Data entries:
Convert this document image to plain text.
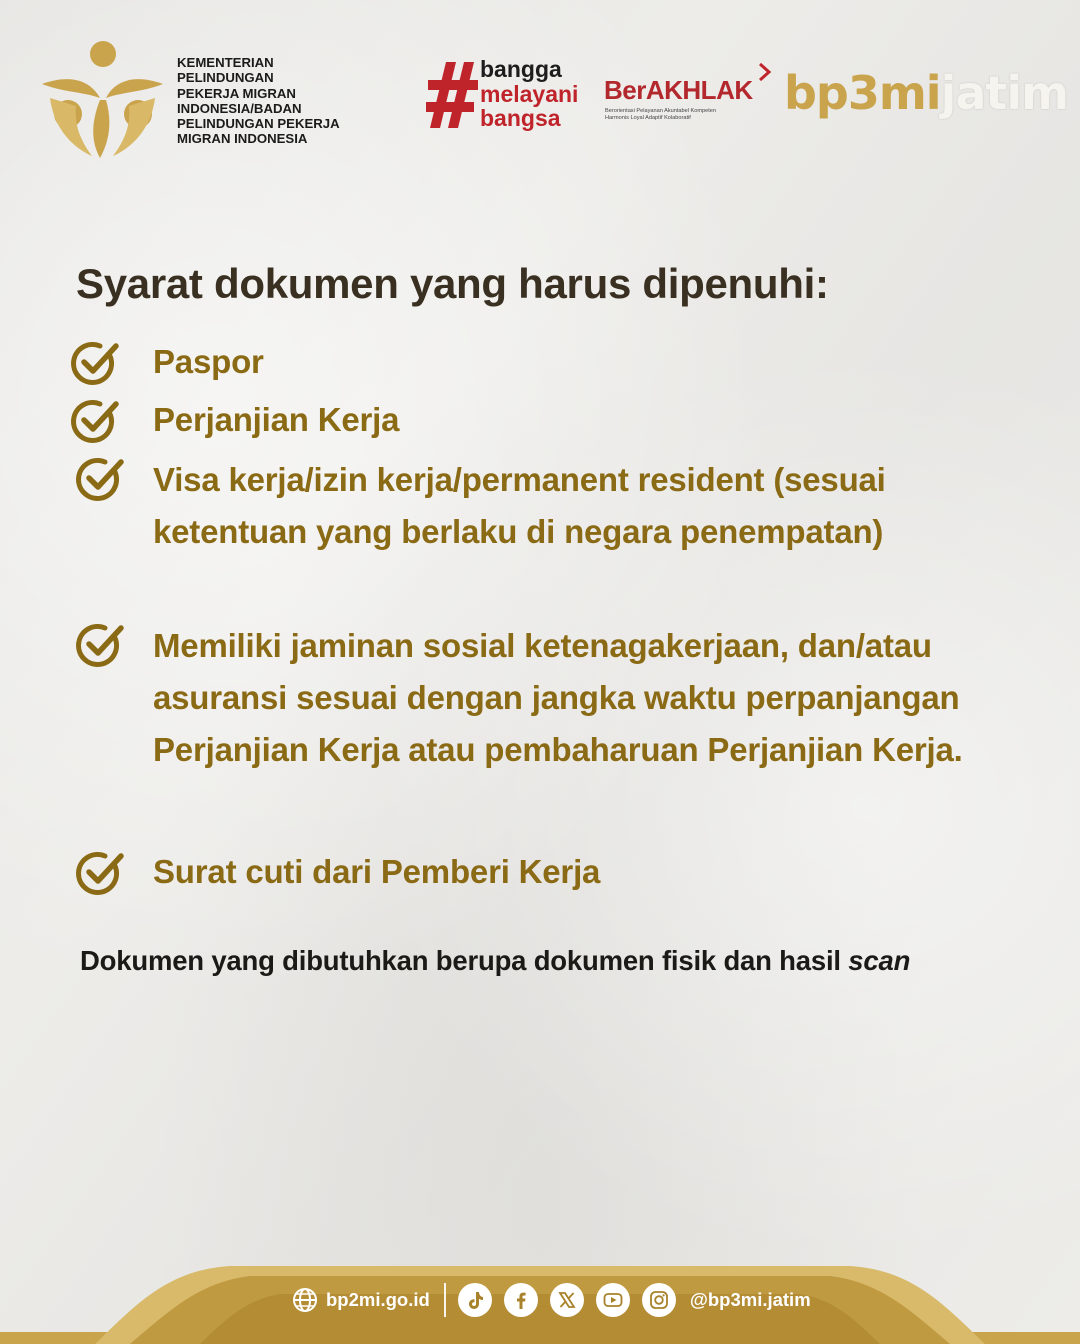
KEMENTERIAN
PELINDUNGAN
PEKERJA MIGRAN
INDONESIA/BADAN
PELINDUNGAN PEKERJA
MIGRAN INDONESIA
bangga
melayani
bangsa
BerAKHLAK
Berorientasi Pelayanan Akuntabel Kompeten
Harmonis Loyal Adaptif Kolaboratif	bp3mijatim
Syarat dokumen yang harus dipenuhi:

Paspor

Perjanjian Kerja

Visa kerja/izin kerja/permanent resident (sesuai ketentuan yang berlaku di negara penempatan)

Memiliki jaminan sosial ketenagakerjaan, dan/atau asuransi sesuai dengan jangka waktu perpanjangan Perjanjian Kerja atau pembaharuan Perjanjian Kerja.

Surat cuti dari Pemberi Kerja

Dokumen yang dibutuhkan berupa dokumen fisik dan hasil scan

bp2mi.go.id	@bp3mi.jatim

Exercise goal:
Quote the material word for word, dropping any images it holds.

Reply:
Convert this document image to plain text.
KEMENTERIAN
PELINDUNGAN
PEKERJA MIGRAN
INDONESIA/BADAN
PELINDUNGAN PEKERJA
MIGRAN INDONESIA
bangga
melayani
bangsa
BerAKHLAK
Berorientasi Pelayanan Akuntabel Kompeten
Harmonis Loyal Adaptif Kolaboratif	bp3mijatim
Syarat dokumen yang harus dipenuhi:

Paspor

Perjanjian Kerja

Visa kerja/izin kerja/permanent resident (sesuai ketentuan yang berlaku di negara penempatan)

Memiliki jaminan sosial ketenagakerjaan, dan/atau asuransi sesuai dengan jangka waktu perpanjangan Perjanjian Kerja atau pembaharuan Perjanjian Kerja.

Surat cuti dari Pemberi Kerja

Dokumen yang dibutuhkan berupa dokumen fisik dan hasil scan

bp2mi.go.id	@bp3mi.jatim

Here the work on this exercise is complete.